## Written exercise
Locate the lines where "immediately" occurs and copy them as they stand.

## The input

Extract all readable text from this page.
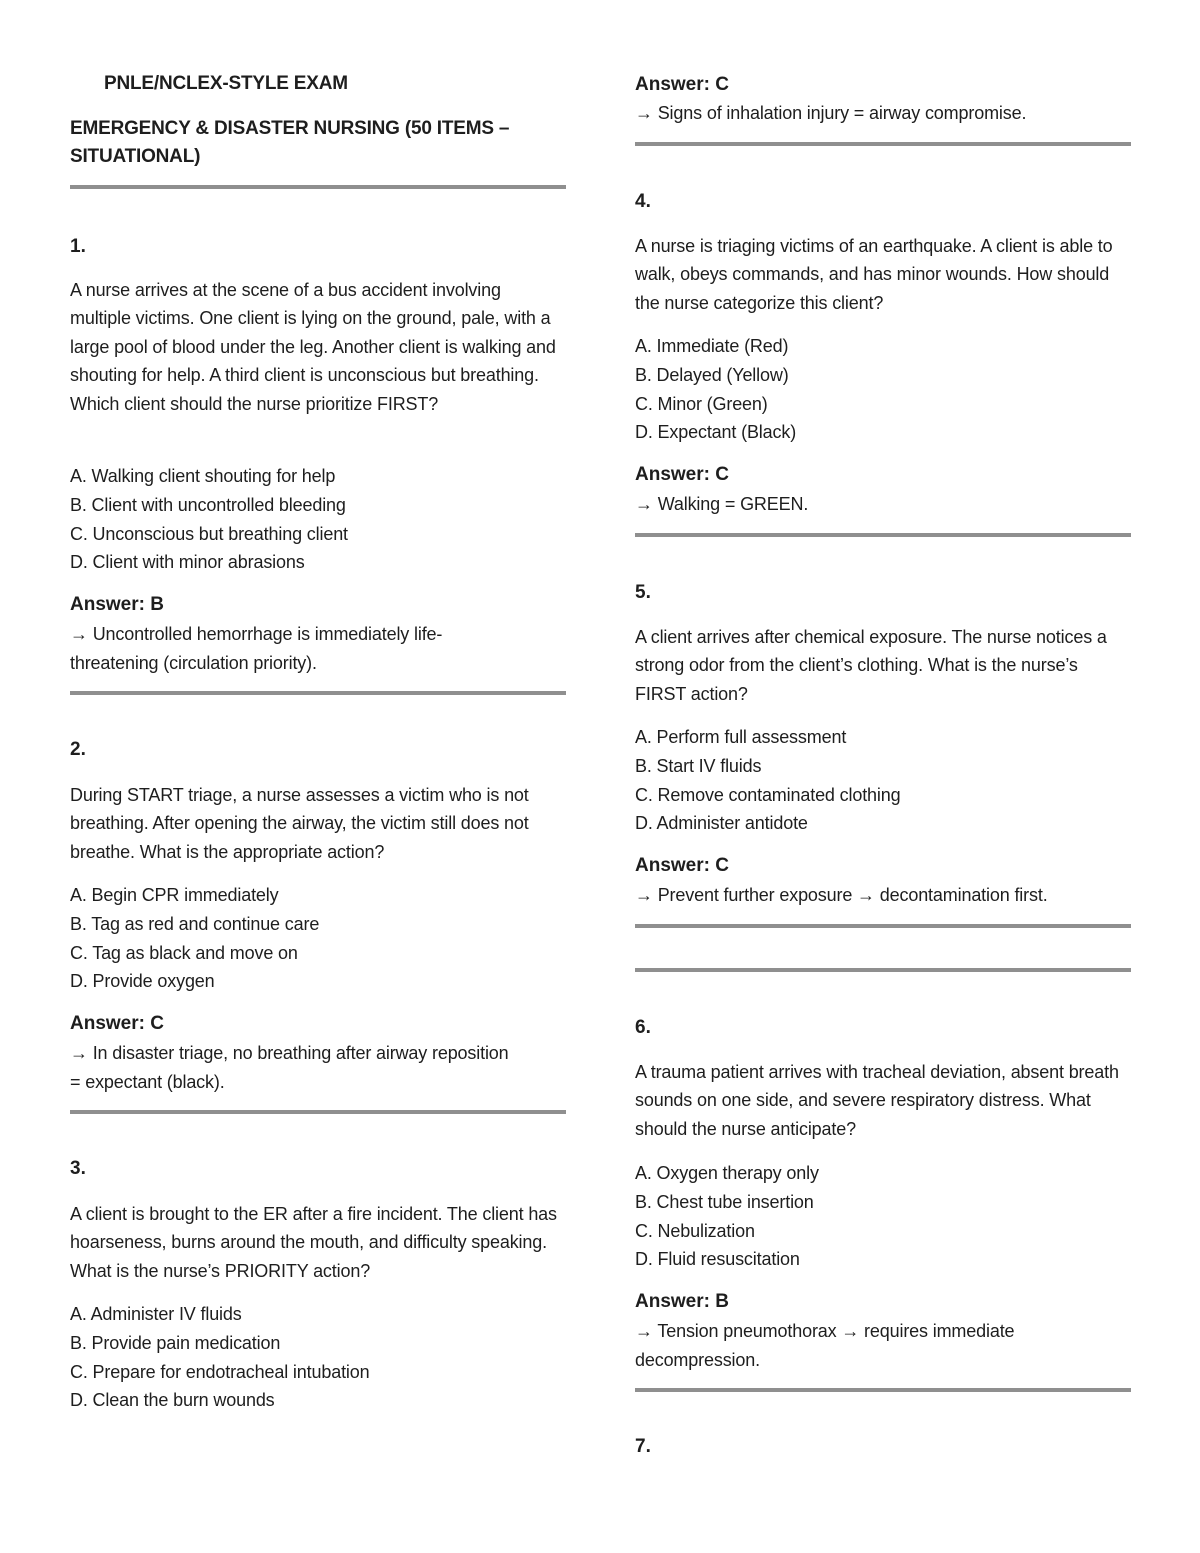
PNLE/NCLEX-STYLE EXAM
EMERGENCY & DISASTER NURSING (50 ITEMS – SITUATIONAL)
1.
A nurse arrives at the scene of a bus accident involving multiple victims. One client is lying on the ground, pale, with a large pool of blood under the leg. Another client is walking and shouting for help. A third client is unconscious but breathing. Which client should the nurse prioritize FIRST?
A. Walking client shouting for help
B. Client with uncontrolled bleeding
C. Unconscious but breathing client
D. Client with minor abrasions
Answer: B
→ Uncontrolled hemorrhage is immediately life-threatening (circulation priority).
2.
During START triage, a nurse assesses a victim who is not breathing. After opening the airway, the victim still does not breathe. What is the appropriate action?
A. Begin CPR immediately
B. Tag as red and continue care
C. Tag as black and move on
D. Provide oxygen
Answer: C
→ In disaster triage, no breathing after airway reposition = expectant (black).
3.
A client is brought to the ER after a fire incident. The client has hoarseness, burns around the mouth, and difficulty speaking. What is the nurse’s PRIORITY action?
A. Administer IV fluids
B. Provide pain medication
C. Prepare for endotracheal intubation
D. Clean the burn wounds
Answer: C
→ Signs of inhalation injury = airway compromise.
4.
A nurse is triaging victims of an earthquake. A client is able to walk, obeys commands, and has minor wounds. How should the nurse categorize this client?
A. Immediate (Red)
B. Delayed (Yellow)
C. Minor (Green)
D. Expectant (Black)
Answer: C
→ Walking = GREEN.
5.
A client arrives after chemical exposure. The nurse notices a strong odor from the client’s clothing. What is the nurse’s FIRST action?
A. Perform full assessment
B. Start IV fluids
C. Remove contaminated clothing
D. Administer antidote
Answer: C
→ Prevent further exposure → decontamination first.
6.
A trauma patient arrives with tracheal deviation, absent breath sounds on one side, and severe respiratory distress. What should the nurse anticipate?
A. Oxygen therapy only
B. Chest tube insertion
C. Nebulization
D. Fluid resuscitation
Answer: B
→ Tension pneumothorax → requires immediate decompression.
7.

## Result of this exercise
→ Uncontrolled hemorrhage is immediately life-threatening (circulation priority).
A. Begin CPR immediately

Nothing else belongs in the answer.